Drop the images; return everything else in the listing below exactly.

※

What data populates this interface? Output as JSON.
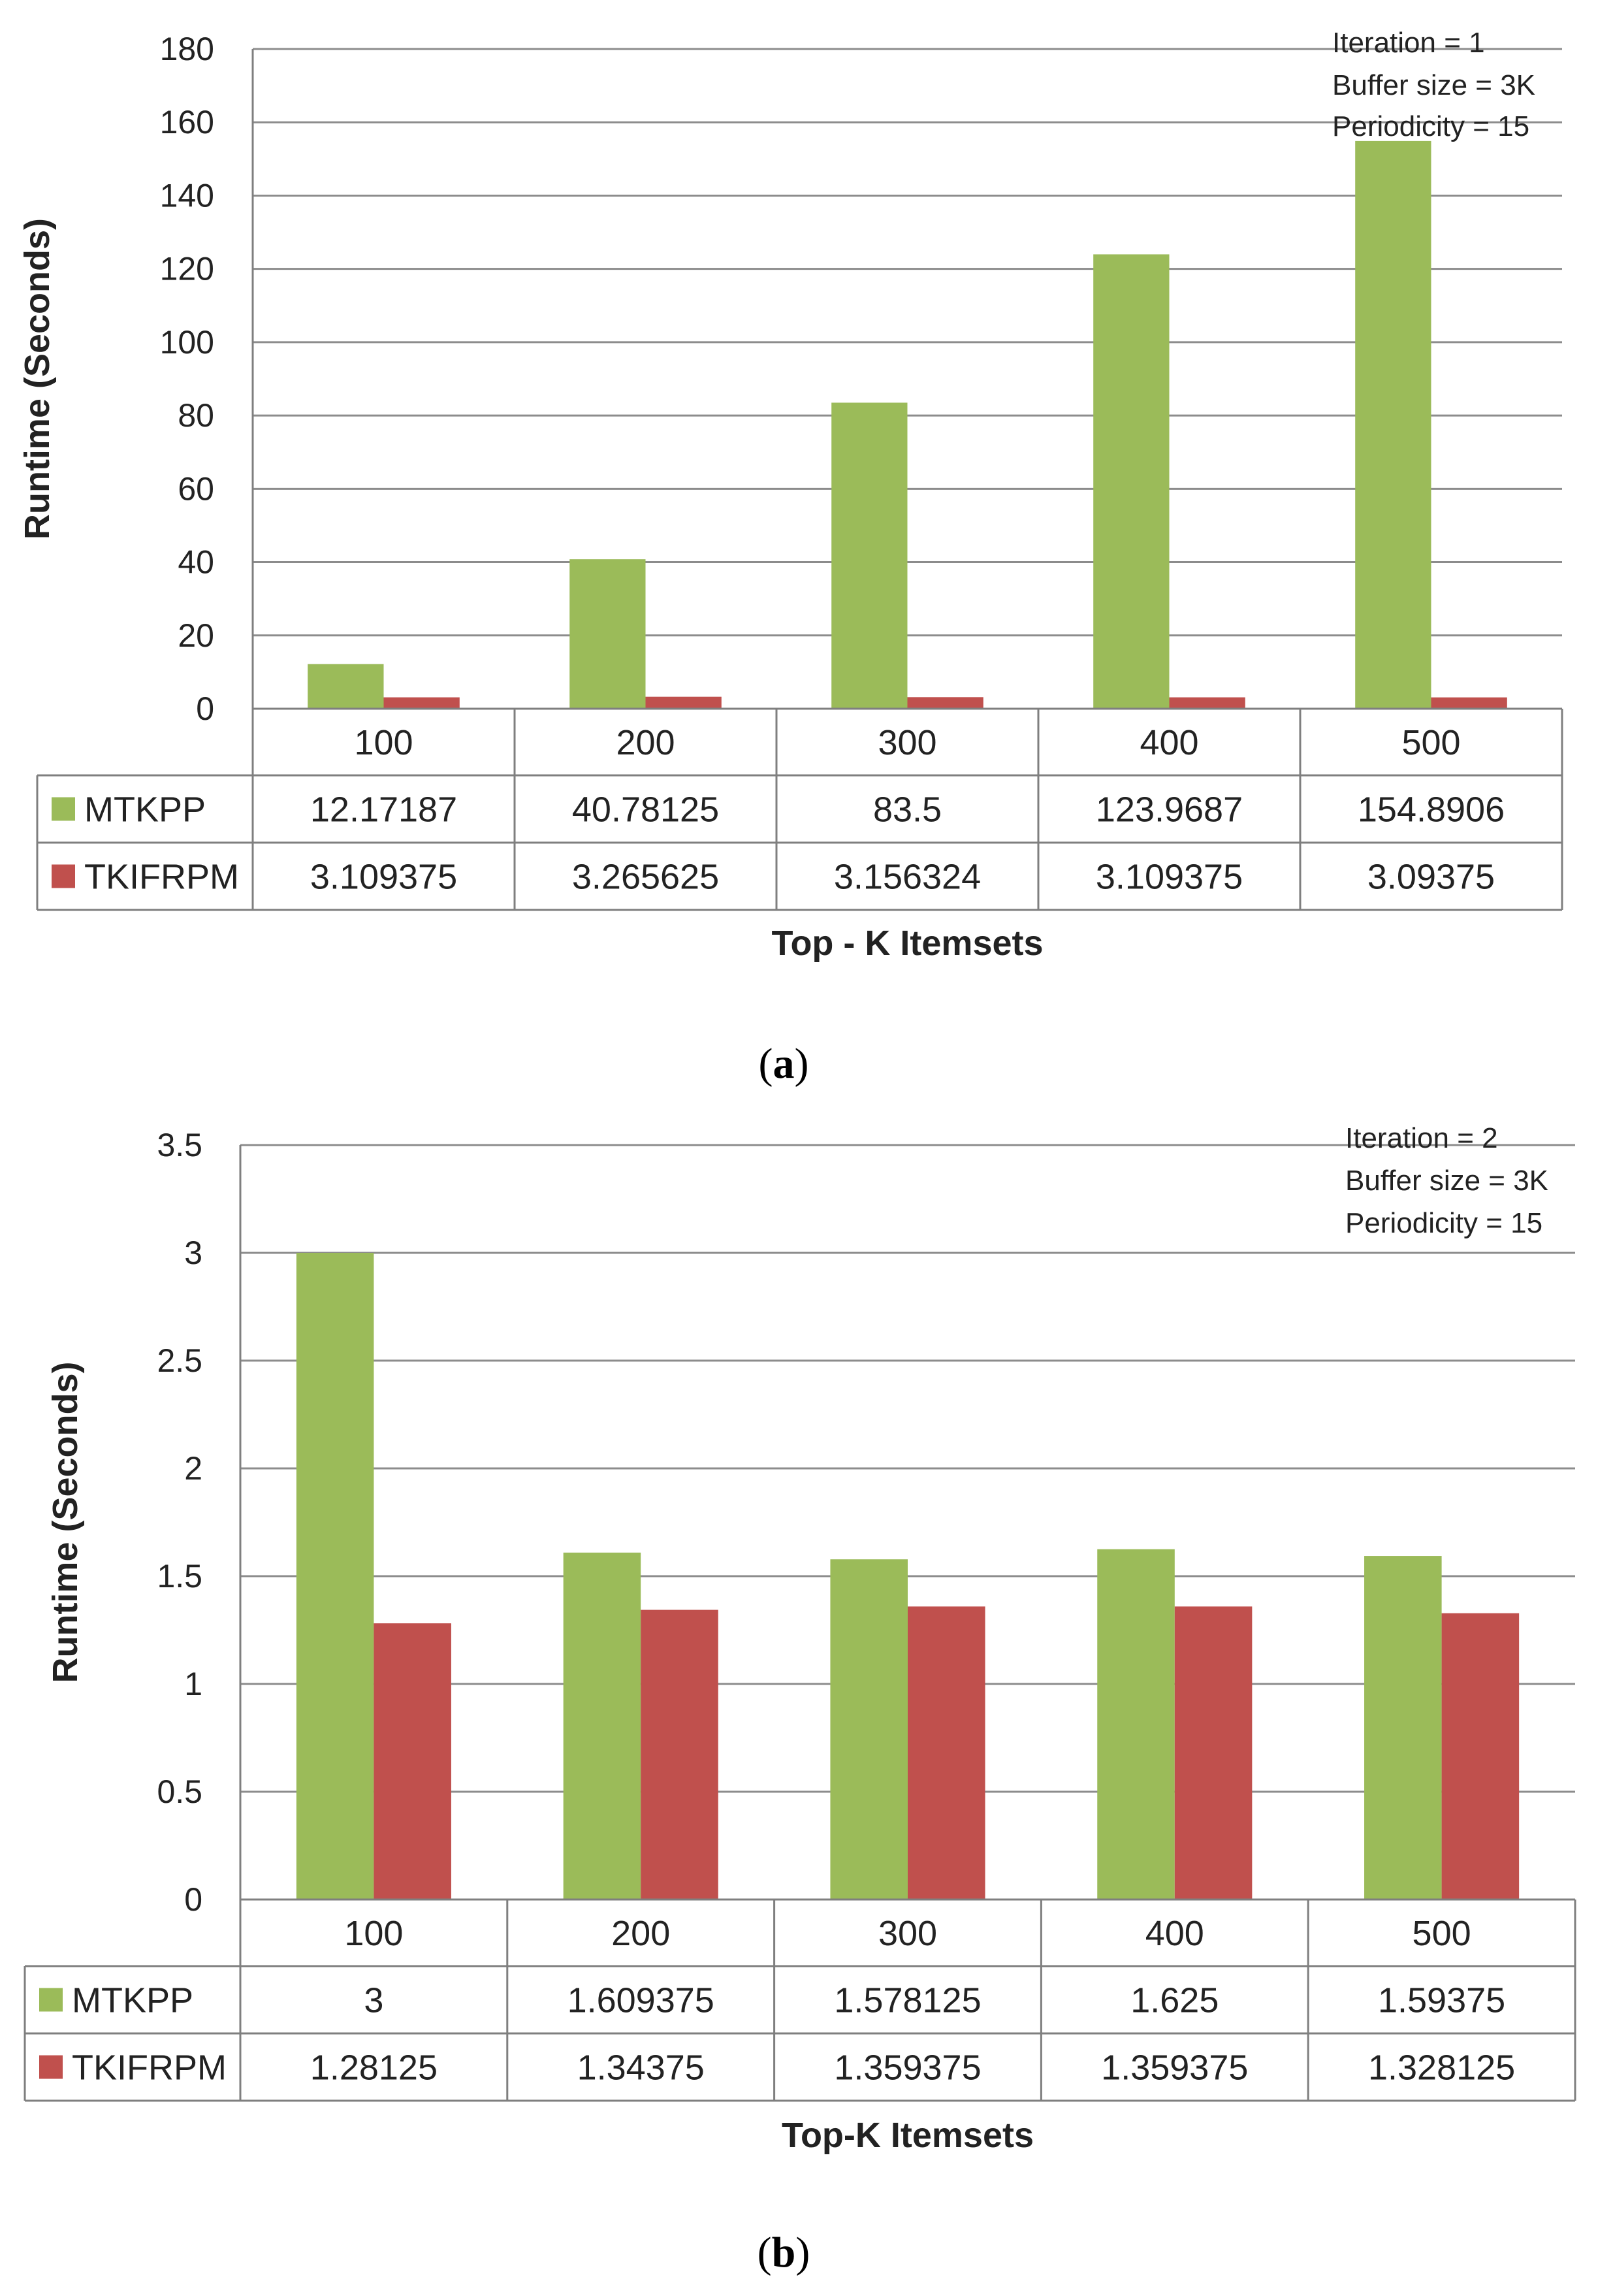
{
  "chart_data": [
    {
      "type": "bar",
      "panel": "a",
      "caption_letter": "a",
      "categories": [
        "100",
        "200",
        "300",
        "400",
        "500"
      ],
      "series": [
        {
          "name": "MTKPP",
          "color": "#9bbb59",
          "values": [
            12.17187,
            40.78125,
            83.5,
            123.9687,
            154.8906
          ],
          "labels": [
            "12.17187",
            "40.78125",
            "83.5",
            "123.9687",
            "154.8906"
          ]
        },
        {
          "name": "TKIFRPM",
          "color": "#c0504d",
          "values": [
            3.109375,
            3.265625,
            3.156324,
            3.109375,
            3.09375
          ],
          "labels": [
            "3.109375",
            "3.265625",
            "3.156324",
            "3.109375",
            "3.09375"
          ]
        }
      ],
      "ylabel": "Runtime (Seconds)",
      "xlabel": "Top - K Itemsets",
      "ylim": [
        0,
        180
      ],
      "yticks": [
        0,
        20,
        40,
        60,
        80,
        100,
        120,
        140,
        160,
        180
      ],
      "ytick_labels": [
        "0",
        "20",
        "40",
        "60",
        "80",
        "100",
        "120",
        "140",
        "160",
        "180"
      ],
      "annotations": [
        "Iteration = 1",
        "Buffer size = 3K",
        "Periodicity = 15"
      ],
      "grid": true,
      "legend": "data-table"
    },
    {
      "type": "bar",
      "panel": "b",
      "caption_letter": "b",
      "categories": [
        "100",
        "200",
        "300",
        "400",
        "500"
      ],
      "series": [
        {
          "name": "MTKPP",
          "color": "#9bbb59",
          "values": [
            3,
            1.609375,
            1.578125,
            1.625,
            1.59375
          ],
          "labels": [
            "3",
            "1.609375",
            "1.578125",
            "1.625",
            "1.59375"
          ]
        },
        {
          "name": "TKIFRPM",
          "color": "#c0504d",
          "values": [
            1.28125,
            1.34375,
            1.359375,
            1.359375,
            1.328125
          ],
          "labels": [
            "1.28125",
            "1.34375",
            "1.359375",
            "1.359375",
            "1.328125"
          ]
        }
      ],
      "ylabel": "Runtime (Seconds)",
      "xlabel": "Top-K Itemsets",
      "ylim": [
        0,
        3.5
      ],
      "yticks": [
        0,
        0.5,
        1,
        1.5,
        2,
        2.5,
        3,
        3.5
      ],
      "ytick_labels": [
        "0",
        "0.5",
        "1",
        "1.5",
        "2",
        "2.5",
        "3",
        "3.5"
      ],
      "annotations": [
        "Iteration  = 2",
        "Buffer size = 3K",
        "Periodicity = 15"
      ],
      "grid": true,
      "legend": "data-table"
    }
  ]
}
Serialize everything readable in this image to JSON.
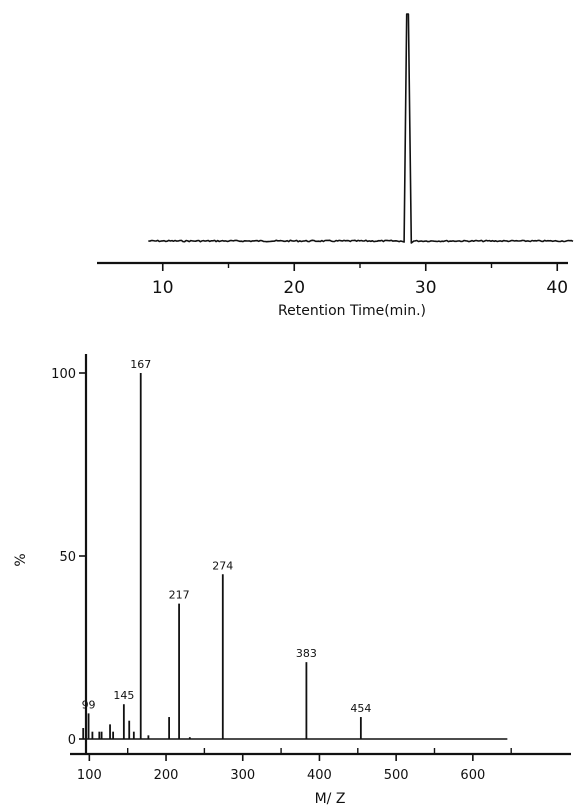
{
  "chart_data": [
    {
      "type": "line",
      "xlabel": "Retention Time(min.)",
      "ylabel": "",
      "xlim": [
        5,
        42
      ],
      "ylim": [
        0,
        100
      ],
      "x_ticks": [
        {
          "value": 10,
          "label": "10"
        },
        {
          "value": 20,
          "label": "20"
        },
        {
          "value": 30,
          "label": "30"
        },
        {
          "value": 40,
          "label": "40"
        }
      ],
      "x_minor_ticks": [
        15,
        25,
        35
      ],
      "x_baseline_start": 8.9,
      "x_baseline_end": 41.3,
      "baseline_level": 1.5,
      "peak": {
        "x": 28.6,
        "y": 100
      }
    },
    {
      "type": "bar",
      "xlabel": "M/ Z",
      "ylabel": "%",
      "xlim": [
        60,
        660
      ],
      "ylim": [
        0,
        100
      ],
      "x_ticks": [
        {
          "value": 100,
          "label": "100"
        },
        {
          "value": 200,
          "label": "200"
        },
        {
          "value": 300,
          "label": "300"
        },
        {
          "value": 400,
          "label": "400"
        },
        {
          "value": 500,
          "label": "500"
        },
        {
          "value": 600,
          "label": "600"
        }
      ],
      "x_minor_ticks": [
        150,
        250,
        350,
        450,
        550,
        650
      ],
      "y_ticks": [
        {
          "value": 0,
          "label": "0"
        },
        {
          "value": 50,
          "label": "50"
        },
        {
          "value": 100,
          "label": "100"
        }
      ],
      "bars": [
        {
          "x": 92,
          "y": 3,
          "label": ""
        },
        {
          "x": 99,
          "y": 7,
          "label": "99"
        },
        {
          "x": 104,
          "y": 2,
          "label": ""
        },
        {
          "x": 113,
          "y": 2,
          "label": ""
        },
        {
          "x": 116,
          "y": 2,
          "label": ""
        },
        {
          "x": 127,
          "y": 4,
          "label": ""
        },
        {
          "x": 131,
          "y": 2,
          "label": ""
        },
        {
          "x": 145,
          "y": 9.5,
          "label": "145"
        },
        {
          "x": 152,
          "y": 5,
          "label": ""
        },
        {
          "x": 158,
          "y": 2,
          "label": ""
        },
        {
          "x": 167,
          "y": 100,
          "label": "167"
        },
        {
          "x": 177,
          "y": 1,
          "label": ""
        },
        {
          "x": 204,
          "y": 6,
          "label": ""
        },
        {
          "x": 217,
          "y": 37,
          "label": "217"
        },
        {
          "x": 231,
          "y": 0.5,
          "label": ""
        },
        {
          "x": 274,
          "y": 45,
          "label": "274"
        },
        {
          "x": 383,
          "y": 21,
          "label": "383"
        },
        {
          "x": 454,
          "y": 6,
          "label": "454"
        }
      ]
    }
  ]
}
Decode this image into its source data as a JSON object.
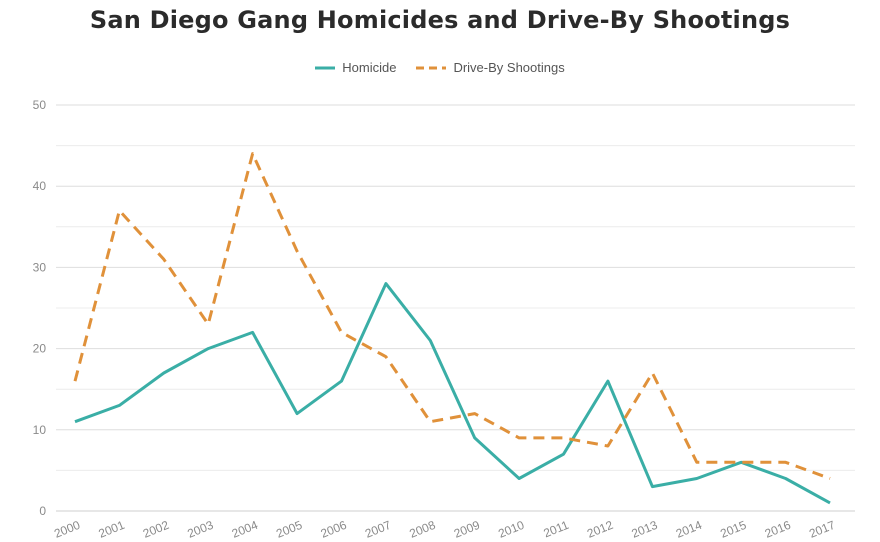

※

Final answer:
What data populates this interface? Output as JSON.
{
  "chart_data": [
    {
      "type": "bar",
      "panel": "a",
      "caption_letter": "a",
      "categories": [
        "100",
        "200",
        "300",
        "400",
        "500"
      ],
      "series": [
        {
          "name": "MTKPP",
          "color": "#9bbb59",
          "values": [
            12.17187,
            40.78125,
            83.5,
            123.9687,
            154.8906
          ],
          "labels": [
            "12.17187",
            "40.78125",
            "83.5",
            "123.9687",
            "154.8906"
          ]
        },
        {
          "name": "TKIFRPM",
          "color": "#c0504d",
          "values": [
            3.109375,
            3.265625,
            3.156324,
            3.109375,
            3.09375
          ],
          "labels": [
            "3.109375",
            "3.265625",
            "3.156324",
            "3.109375",
            "3.09375"
          ]
        }
      ],
      "ylabel": "Runtime (Seconds)",
      "xlabel": "Top - K Itemsets",
      "ylim": [
        0,
        180
      ],
      "yticks": [
        0,
        20,
        40,
        60,
        80,
        100,
        120,
        140,
        160,
        180
      ],
      "ytick_labels": [
        "0",
        "20",
        "40",
        "60",
        "80",
        "100",
        "120",
        "140",
        "160",
        "180"
      ],
      "annotations": [
        "Iteration = 1",
        "Buffer size = 3K",
        "Periodicity = 15"
      ],
      "grid": true,
      "legend": "data-table"
    },
    {
      "type": "bar",
      "panel": "b",
      "caption_letter": "b",
      "categories": [
        "100",
        "200",
        "300",
        "400",
        "500"
      ],
      "series": [
        {
          "name": "MTKPP",
          "color": "#9bbb59",
          "values": [
            3,
            1.609375,
            1.578125,
            1.625,
            1.59375
          ],
          "labels": [
            "3",
            "1.609375",
            "1.578125",
            "1.625",
            "1.59375"
          ]
        },
        {
          "name": "TKIFRPM",
          "color": "#c0504d",
          "values": [
            1.28125,
            1.34375,
            1.359375,
            1.359375,
            1.328125
          ],
          "labels": [
            "1.28125",
            "1.34375",
            "1.359375",
            "1.359375",
            "1.328125"
          ]
        }
      ],
      "ylabel": "Runtime (Seconds)",
      "xlabel": "Top-K Itemsets",
      "ylim": [
        0,
        3.5
      ],
      "yticks": [
        0,
        0.5,
        1,
        1.5,
        2,
        2.5,
        3,
        3.5
      ],
      "ytick_labels": [
        "0",
        "0.5",
        "1",
        "1.5",
        "2",
        "2.5",
        "3",
        "3.5"
      ],
      "annotations": [
        "Iteration  = 2",
        "Buffer size = 3K",
        "Periodicity = 15"
      ],
      "grid": true,
      "legend": "data-table"
    }
  ]
}
Serialize everything readable in this image to JSON.
{
  "chart_data": [
    {
      "type": "line",
      "xlabel": "Retention Time(min.)",
      "ylabel": "",
      "xlim": [
        5,
        42
      ],
      "ylim": [
        0,
        100
      ],
      "x_ticks": [
        {
          "value": 10,
          "label": "10"
        },
        {
          "value": 20,
          "label": "20"
        },
        {
          "value": 30,
          "label": "30"
        },
        {
          "value": 40,
          "label": "40"
        }
      ],
      "x_minor_ticks": [
        15,
        25,
        35
      ],
      "x_baseline_start": 8.9,
      "x_baseline_end": 41.3,
      "baseline_level": 1.5,
      "peak": {
        "x": 28.6,
        "y": 100
      }
    },
    {
      "type": "bar",
      "xlabel": "M/ Z",
      "ylabel": "%",
      "xlim": [
        60,
        660
      ],
      "ylim": [
        0,
        100
      ],
      "x_ticks": [
        {
          "value": 100,
          "label": "100"
        },
        {
          "value": 200,
          "label": "200"
        },
        {
          "value": 300,
          "label": "300"
        },
        {
          "value": 400,
          "label": "400"
        },
        {
          "value": 500,
          "label": "500"
        },
        {
          "value": 600,
          "label": "600"
        }
      ],
      "x_minor_ticks": [
        150,
        250,
        350,
        450,
        550,
        650
      ],
      "y_ticks": [
        {
          "value": 0,
          "label": "0"
        },
        {
          "value": 50,
          "label": "50"
        },
        {
          "value": 100,
          "label": "100"
        }
      ],
      "bars": [
        {
          "x": 92,
          "y": 3,
          "label": ""
        },
        {
          "x": 99,
          "y": 7,
          "label": "99"
        },
        {
          "x": 104,
          "y": 2,
          "label": ""
        },
        {
          "x": 113,
          "y": 2,
          "label": ""
        },
        {
          "x": 116,
          "y": 2,
          "label": ""
        },
        {
          "x": 127,
          "y": 4,
          "label": ""
        },
        {
          "x": 131,
          "y": 2,
          "label": ""
        },
        {
          "x": 145,
          "y": 9.5,
          "label": "145"
        },
        {
          "x": 152,
          "y": 5,
          "label": ""
        },
        {
          "x": 158,
          "y": 2,
          "label": ""
        },
        {
          "x": 167,
          "y": 100,
          "label": "167"
        },
        {
          "x": 177,
          "y": 1,
          "label": ""
        },
        {
          "x": 204,
          "y": 6,
          "label": ""
        },
        {
          "x": 217,
          "y": 37,
          "label": "217"
        },
        {
          "x": 231,
          "y": 0.5,
          "label": ""
        },
        {
          "x": 274,
          "y": 45,
          "label": "274"
        },
        {
          "x": 383,
          "y": 21,
          "label": "383"
        },
        {
          "x": 454,
          "y": 6,
          "label": "454"
        }
      ]
    }
  ]
}
Decode this image into its source data as a JSON object.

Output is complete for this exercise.